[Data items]
* * *
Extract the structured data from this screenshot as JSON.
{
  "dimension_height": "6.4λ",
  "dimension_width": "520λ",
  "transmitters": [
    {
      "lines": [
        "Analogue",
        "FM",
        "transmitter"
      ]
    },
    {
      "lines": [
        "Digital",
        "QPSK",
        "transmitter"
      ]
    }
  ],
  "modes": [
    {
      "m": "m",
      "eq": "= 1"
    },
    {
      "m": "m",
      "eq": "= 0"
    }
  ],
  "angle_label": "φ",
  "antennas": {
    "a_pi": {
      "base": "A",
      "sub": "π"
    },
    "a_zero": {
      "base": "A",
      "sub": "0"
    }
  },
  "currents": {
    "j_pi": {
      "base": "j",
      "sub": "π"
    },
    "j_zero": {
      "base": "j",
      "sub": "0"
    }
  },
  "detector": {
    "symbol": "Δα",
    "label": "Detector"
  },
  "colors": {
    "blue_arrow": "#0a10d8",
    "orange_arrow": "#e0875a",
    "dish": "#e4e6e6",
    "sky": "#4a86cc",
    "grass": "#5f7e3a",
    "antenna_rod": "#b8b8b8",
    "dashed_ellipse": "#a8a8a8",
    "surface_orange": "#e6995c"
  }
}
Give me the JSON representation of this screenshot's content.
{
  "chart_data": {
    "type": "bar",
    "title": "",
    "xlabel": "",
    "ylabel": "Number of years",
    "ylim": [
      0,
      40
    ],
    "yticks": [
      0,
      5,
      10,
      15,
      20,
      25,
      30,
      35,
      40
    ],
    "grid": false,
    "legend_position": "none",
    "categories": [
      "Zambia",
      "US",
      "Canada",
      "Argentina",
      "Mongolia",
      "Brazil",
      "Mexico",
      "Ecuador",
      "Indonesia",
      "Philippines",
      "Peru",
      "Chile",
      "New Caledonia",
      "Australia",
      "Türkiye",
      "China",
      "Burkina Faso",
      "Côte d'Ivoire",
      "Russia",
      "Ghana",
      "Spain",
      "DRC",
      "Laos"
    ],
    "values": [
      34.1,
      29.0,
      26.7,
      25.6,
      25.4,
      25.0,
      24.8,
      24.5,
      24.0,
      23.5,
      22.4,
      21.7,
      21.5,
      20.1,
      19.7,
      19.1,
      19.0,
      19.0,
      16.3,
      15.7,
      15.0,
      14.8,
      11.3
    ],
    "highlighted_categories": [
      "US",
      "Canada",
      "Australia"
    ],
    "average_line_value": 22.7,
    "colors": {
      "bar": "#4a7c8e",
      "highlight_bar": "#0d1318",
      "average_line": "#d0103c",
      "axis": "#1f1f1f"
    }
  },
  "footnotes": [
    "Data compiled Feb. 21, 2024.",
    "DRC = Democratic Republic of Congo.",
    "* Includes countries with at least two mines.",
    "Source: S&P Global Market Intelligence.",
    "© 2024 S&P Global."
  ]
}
* * *
## PROBLEM DETAILS
Copy out each line of the listing that holds "JSON".

## ANSWER TO THE TASK
Extract the structured data from this screenshot as JSON.
Give me the JSON representation of this screenshot's content.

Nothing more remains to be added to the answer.